Items:

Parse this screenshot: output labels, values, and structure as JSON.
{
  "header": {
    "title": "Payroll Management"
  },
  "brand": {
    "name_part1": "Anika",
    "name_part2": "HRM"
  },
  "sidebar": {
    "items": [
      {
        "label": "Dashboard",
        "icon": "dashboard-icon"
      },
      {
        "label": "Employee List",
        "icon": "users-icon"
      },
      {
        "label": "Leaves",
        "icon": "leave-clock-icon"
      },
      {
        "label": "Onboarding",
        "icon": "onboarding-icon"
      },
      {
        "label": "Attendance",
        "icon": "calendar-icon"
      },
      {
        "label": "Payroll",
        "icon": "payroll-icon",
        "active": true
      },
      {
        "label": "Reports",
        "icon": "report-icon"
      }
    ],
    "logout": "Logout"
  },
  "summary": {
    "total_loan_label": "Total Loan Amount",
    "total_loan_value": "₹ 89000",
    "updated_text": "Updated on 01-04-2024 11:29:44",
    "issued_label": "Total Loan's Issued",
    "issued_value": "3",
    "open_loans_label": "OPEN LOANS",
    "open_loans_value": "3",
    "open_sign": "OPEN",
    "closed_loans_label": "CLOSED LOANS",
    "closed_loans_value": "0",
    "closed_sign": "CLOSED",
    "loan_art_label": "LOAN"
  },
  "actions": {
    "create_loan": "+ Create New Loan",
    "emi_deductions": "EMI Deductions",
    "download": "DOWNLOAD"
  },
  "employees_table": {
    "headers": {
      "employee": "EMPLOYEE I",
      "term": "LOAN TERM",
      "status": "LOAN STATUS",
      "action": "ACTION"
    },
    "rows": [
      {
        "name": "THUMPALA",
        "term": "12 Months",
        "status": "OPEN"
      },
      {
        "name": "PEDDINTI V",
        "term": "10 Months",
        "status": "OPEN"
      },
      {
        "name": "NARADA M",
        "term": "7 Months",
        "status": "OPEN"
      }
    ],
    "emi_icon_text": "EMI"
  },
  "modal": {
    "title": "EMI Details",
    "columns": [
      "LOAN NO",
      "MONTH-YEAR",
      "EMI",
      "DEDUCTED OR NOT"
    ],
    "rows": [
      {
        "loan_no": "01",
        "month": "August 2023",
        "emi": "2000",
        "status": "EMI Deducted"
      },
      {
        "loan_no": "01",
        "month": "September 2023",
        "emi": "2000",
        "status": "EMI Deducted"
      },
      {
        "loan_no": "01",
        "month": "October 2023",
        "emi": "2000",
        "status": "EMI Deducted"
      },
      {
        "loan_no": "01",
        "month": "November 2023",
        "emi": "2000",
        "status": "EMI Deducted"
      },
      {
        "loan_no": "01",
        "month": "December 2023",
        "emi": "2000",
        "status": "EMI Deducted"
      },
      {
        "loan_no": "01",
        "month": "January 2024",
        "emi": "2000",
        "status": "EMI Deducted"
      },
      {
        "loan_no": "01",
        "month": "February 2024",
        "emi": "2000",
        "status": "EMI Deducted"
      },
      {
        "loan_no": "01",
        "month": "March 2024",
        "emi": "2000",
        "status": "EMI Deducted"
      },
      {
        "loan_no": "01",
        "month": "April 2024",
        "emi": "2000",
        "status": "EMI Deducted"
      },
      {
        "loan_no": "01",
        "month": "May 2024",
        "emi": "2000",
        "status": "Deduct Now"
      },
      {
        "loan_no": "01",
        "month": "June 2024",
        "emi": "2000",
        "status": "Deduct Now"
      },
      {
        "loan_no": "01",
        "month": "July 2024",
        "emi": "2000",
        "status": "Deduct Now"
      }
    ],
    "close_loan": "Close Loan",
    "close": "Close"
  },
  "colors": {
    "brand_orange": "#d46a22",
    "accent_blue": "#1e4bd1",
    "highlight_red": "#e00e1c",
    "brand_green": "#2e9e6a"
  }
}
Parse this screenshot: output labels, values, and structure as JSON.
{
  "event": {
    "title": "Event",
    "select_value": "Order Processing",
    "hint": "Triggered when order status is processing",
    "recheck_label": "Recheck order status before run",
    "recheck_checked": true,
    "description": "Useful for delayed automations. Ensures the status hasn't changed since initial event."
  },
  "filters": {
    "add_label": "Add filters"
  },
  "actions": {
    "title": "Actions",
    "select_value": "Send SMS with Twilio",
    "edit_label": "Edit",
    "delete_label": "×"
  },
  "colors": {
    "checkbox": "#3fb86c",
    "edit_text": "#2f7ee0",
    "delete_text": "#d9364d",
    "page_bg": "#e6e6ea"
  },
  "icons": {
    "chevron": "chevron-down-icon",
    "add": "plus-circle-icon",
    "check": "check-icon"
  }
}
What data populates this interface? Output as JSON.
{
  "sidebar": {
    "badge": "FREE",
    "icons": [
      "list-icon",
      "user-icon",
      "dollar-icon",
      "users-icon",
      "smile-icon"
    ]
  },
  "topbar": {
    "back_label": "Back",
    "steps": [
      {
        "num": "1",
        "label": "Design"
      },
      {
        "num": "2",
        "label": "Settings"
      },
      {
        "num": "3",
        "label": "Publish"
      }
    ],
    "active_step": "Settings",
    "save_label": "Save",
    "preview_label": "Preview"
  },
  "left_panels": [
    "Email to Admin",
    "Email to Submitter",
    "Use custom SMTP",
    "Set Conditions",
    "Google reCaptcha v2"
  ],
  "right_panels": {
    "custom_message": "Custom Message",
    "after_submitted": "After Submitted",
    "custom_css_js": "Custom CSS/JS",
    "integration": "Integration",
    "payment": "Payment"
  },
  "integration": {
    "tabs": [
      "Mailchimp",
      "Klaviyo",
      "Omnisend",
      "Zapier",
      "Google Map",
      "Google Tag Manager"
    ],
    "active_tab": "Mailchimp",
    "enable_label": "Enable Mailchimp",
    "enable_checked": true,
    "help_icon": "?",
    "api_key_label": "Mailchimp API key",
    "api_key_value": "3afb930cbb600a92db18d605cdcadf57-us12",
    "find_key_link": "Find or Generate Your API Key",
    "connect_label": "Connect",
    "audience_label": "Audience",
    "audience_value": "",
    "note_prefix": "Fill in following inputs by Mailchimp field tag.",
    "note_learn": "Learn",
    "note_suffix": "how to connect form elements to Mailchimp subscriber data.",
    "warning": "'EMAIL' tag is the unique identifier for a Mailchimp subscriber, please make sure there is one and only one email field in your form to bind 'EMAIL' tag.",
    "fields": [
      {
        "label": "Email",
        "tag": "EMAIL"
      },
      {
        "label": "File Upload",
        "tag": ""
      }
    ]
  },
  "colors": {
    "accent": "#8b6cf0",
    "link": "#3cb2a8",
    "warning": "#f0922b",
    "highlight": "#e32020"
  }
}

Work to do: Output the data above exactly, please, line for line.

The reply:
Parse this screenshot: output labels, values, and structure as JSON.
{
  "header": {
    "title": "Payroll Management"
  },
  "brand": {
    "name_part1": "Anika",
    "name_part2": "HRM"
  },
  "sidebar": {
    "items": [
      {
        "label": "Dashboard",
        "icon": "dashboard-icon"
      },
      {
        "label": "Employee List",
        "icon": "users-icon"
      },
      {
        "label": "Leaves",
        "icon": "leave-clock-icon"
      },
      {
        "label": "Onboarding",
        "icon": "onboarding-icon"
      },
      {
        "label": "Attendance",
        "icon": "calendar-icon"
      },
      {
        "label": "Payroll",
        "icon": "payroll-icon",
        "active": true
      },
      {
        "label": "Reports",
        "icon": "report-icon"
      }
    ],
    "logout": "Logout"
  },
  "summary": {
    "total_loan_label": "Total Loan Amount",
    "total_loan_value": "₹ 89000",
    "updated_text": "Updated on 01-04-2024 11:29:44",
    "issued_label": "Total Loan's Issued",
    "issued_value": "3",
    "open_loans_label": "OPEN LOANS",
    "open_loans_value": "3",
    "open_sign": "OPEN",
    "closed_loans_label": "CLOSED LOANS",
    "closed_loans_value": "0",
    "closed_sign": "CLOSED",
    "loan_art_label": "LOAN"
  },
  "actions": {
    "create_loan": "+ Create New Loan",
    "emi_deductions": "EMI Deductions",
    "download": "DOWNLOAD"
  },
  "employees_table": {
    "headers": {
      "employee": "EMPLOYEE I",
      "term": "LOAN TERM",
      "status": "LOAN STATUS",
      "action": "ACTION"
    },
    "rows": [
      {
        "name": "THUMPALA",
        "term": "12 Months",
        "status": "OPEN"
      },
      {
        "name": "PEDDINTI V",
        "term": "10 Months",
        "status": "OPEN"
      },
      {
        "name": "NARADA M",
        "term": "7 Months",
        "status": "OPEN"
      }
    ],
    "emi_icon_text": "EMI"
  },
  "modal": {
    "title": "EMI Details",
    "columns": [
      "LOAN NO",
      "MONTH-YEAR",
      "EMI",
      "DEDUCTED OR NOT"
    ],
    "rows": [
      {
        "loan_no": "01",
        "month": "August 2023",
        "emi": "2000",
        "status": "EMI Deducted"
      },
      {
        "loan_no": "01",
        "month": "September 2023",
        "emi": "2000",
        "status": "EMI Deducted"
      },
      {
        "loan_no": "01",
        "month": "October 2023",
        "emi": "2000",
        "status": "EMI Deducted"
      },
      {
        "loan_no": "01",
        "month": "November 2023",
        "emi": "2000",
        "status": "EMI Deducted"
      },
      {
        "loan_no": "01",
        "month": "December 2023",
        "emi": "2000",
        "status": "EMI Deducted"
      },
      {
        "loan_no": "01",
        "month": "January 2024",
        "emi": "2000",
        "status": "EMI Deducted"
      },
      {
        "loan_no": "01",
        "month": "February 2024",
        "emi": "2000",
        "status": "EMI Deducted"
      },
      {
        "loan_no": "01",
        "month": "March 2024",
        "emi": "2000",
        "status": "EMI Deducted"
      },
      {
        "loan_no": "01",
        "month": "April 2024",
        "emi": "2000",
        "status": "EMI Deducted"
      },
      {
        "loan_no": "01",
        "month": "May 2024",
        "emi": "2000",
        "status": "Deduct Now"
      },
      {
        "loan_no": "01",
        "month": "June 2024",
        "emi": "2000",
        "status": "Deduct Now"
      },
      {
        "loan_no": "01",
        "month": "July 2024",
        "emi": "2000",
        "status": "Deduct Now"
      }
    ],
    "close_loan": "Close Loan",
    "close": "Close"
  },
  "colors": {
    "brand_orange": "#d46a22",
    "accent_blue": "#1e4bd1",
    "highlight_red": "#e00e1c",
    "brand_green": "#2e9e6a"
  }
}
Parse this screenshot: output labels, values, and structure as JSON.
{
  "event": {
    "title": "Event",
    "select_value": "Order Processing",
    "hint": "Triggered when order status is processing",
    "recheck_label": "Recheck order status before run",
    "recheck_checked": true,
    "description": "Useful for delayed automations. Ensures the status hasn't changed since initial event."
  },
  "filters": {
    "add_label": "Add filters"
  },
  "actions": {
    "title": "Actions",
    "select_value": "Send SMS with Twilio",
    "edit_label": "Edit",
    "delete_label": "×"
  },
  "colors": {
    "checkbox": "#3fb86c",
    "edit_text": "#2f7ee0",
    "delete_text": "#d9364d",
    "page_bg": "#e6e6ea"
  },
  "icons": {
    "chevron": "chevron-down-icon",
    "add": "plus-circle-icon",
    "check": "check-icon"
  }
}
What data populates this interface? Output as JSON.
{
  "sidebar": {
    "badge": "FREE",
    "icons": [
      "list-icon",
      "user-icon",
      "dollar-icon",
      "users-icon",
      "smile-icon"
    ]
  },
  "topbar": {
    "back_label": "Back",
    "steps": [
      {
        "num": "1",
        "label": "Design"
      },
      {
        "num": "2",
        "label": "Settings"
      },
      {
        "num": "3",
        "label": "Publish"
      }
    ],
    "active_step": "Settings",
    "save_label": "Save",
    "preview_label": "Preview"
  },
  "left_panels": [
    "Email to Admin",
    "Email to Submitter",
    "Use custom SMTP",
    "Set Conditions",
    "Google reCaptcha v2"
  ],
  "right_panels": {
    "custom_message": "Custom Message",
    "after_submitted": "After Submitted",
    "custom_css_js": "Custom CSS/JS",
    "integration": "Integration",
    "payment": "Payment"
  },
  "integration": {
    "tabs": [
      "Mailchimp",
      "Klaviyo",
      "Omnisend",
      "Zapier",
      "Google Map",
      "Google Tag Manager"
    ],
    "active_tab": "Mailchimp",
    "enable_label": "Enable Mailchimp",
    "enable_checked": true,
    "help_icon": "?",
    "api_key_label": "Mailchimp API key",
    "api_key_value": "3afb930cbb600a92db18d605cdcadf57-us12",
    "find_key_link": "Find or Generate Your API Key",
    "connect_label": "Connect",
    "audience_label": "Audience",
    "audience_value": "",
    "note_prefix": "Fill in following inputs by Mailchimp field tag.",
    "note_learn": "Learn",
    "note_suffix": "how to connect form elements to Mailchimp subscriber data.",
    "warning": "'EMAIL' tag is the unique identifier for a Mailchimp subscriber, please make sure there is one and only one email field in your form to bind 'EMAIL' tag.",
    "fields": [
      {
        "label": "Email",
        "tag": "EMAIL"
      },
      {
        "label": "File Upload",
        "tag": ""
      }
    ]
  },
  "colors": {
    "accent": "#8b6cf0",
    "link": "#3cb2a8",
    "warning": "#f0922b",
    "highlight": "#e32020"
  }
}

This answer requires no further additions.